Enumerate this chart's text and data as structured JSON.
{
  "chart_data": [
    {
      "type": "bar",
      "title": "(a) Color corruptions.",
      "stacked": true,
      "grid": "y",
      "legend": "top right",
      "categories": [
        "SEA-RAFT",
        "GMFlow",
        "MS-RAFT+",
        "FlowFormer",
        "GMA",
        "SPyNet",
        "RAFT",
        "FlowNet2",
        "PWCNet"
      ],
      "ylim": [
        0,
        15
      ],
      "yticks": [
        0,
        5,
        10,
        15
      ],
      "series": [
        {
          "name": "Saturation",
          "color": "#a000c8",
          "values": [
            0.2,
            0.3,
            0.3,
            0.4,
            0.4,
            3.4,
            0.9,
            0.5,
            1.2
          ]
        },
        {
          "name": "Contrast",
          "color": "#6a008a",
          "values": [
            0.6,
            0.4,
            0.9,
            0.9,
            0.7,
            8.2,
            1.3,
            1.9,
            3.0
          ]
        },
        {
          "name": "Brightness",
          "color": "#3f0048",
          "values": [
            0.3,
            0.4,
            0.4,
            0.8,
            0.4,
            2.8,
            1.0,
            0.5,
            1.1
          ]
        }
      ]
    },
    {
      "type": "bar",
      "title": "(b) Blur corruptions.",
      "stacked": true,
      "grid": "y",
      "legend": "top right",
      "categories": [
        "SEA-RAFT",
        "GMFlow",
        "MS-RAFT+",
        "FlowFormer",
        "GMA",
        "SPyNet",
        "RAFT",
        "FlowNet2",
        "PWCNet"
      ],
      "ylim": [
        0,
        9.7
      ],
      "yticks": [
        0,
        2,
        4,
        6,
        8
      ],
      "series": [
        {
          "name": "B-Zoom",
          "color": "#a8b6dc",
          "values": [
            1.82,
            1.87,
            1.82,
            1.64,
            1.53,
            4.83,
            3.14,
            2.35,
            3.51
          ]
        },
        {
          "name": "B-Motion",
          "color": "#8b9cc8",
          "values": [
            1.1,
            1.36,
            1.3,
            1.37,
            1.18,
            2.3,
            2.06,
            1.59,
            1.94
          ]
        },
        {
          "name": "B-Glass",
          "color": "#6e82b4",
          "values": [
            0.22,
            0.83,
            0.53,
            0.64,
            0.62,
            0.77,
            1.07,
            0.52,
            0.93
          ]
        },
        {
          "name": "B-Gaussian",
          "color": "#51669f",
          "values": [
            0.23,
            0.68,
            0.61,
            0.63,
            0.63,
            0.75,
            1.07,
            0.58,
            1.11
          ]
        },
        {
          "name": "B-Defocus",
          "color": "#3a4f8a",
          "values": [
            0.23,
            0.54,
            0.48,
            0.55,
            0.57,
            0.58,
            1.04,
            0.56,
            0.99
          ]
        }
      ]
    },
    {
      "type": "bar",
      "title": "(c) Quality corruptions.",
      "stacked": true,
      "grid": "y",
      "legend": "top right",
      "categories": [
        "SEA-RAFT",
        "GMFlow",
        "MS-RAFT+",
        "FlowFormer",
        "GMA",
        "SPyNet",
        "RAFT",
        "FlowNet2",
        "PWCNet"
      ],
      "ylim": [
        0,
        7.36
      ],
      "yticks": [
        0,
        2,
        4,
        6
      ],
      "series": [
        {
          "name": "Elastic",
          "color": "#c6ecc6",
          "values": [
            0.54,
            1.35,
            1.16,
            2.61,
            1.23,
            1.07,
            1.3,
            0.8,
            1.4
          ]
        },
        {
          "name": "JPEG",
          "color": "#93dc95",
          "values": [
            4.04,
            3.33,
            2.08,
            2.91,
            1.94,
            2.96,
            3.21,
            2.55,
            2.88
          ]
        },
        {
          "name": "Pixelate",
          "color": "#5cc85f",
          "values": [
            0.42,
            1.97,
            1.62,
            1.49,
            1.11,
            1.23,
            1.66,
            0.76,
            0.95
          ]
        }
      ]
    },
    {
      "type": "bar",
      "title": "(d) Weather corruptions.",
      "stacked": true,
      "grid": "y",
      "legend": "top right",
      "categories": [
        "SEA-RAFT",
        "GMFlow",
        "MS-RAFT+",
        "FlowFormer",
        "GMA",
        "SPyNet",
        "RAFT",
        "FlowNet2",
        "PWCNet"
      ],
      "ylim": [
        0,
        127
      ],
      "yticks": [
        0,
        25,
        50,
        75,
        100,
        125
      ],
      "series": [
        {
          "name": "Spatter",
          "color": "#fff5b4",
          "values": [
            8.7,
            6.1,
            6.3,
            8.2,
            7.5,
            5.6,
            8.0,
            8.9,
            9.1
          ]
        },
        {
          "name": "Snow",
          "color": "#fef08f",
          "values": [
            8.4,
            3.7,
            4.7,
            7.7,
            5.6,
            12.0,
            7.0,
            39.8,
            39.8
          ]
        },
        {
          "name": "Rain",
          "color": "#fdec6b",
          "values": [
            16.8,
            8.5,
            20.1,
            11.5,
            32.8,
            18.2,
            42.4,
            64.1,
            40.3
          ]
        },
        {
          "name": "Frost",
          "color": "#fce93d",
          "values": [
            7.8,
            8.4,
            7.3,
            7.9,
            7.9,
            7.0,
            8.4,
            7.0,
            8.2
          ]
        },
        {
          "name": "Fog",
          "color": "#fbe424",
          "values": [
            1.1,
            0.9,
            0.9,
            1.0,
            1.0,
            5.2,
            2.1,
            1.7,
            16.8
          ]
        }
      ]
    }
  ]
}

= = = =

§ Objective
Which lines hold the string "corruptions"? Copy all of them from the data above.

§ Task response
      "title": "(a) Color corruptions.",
      "title": "(b) Blur corruptions.",
      "title": "(c) Quality corruptions.",
      "title": "(d) Weather corruptions.",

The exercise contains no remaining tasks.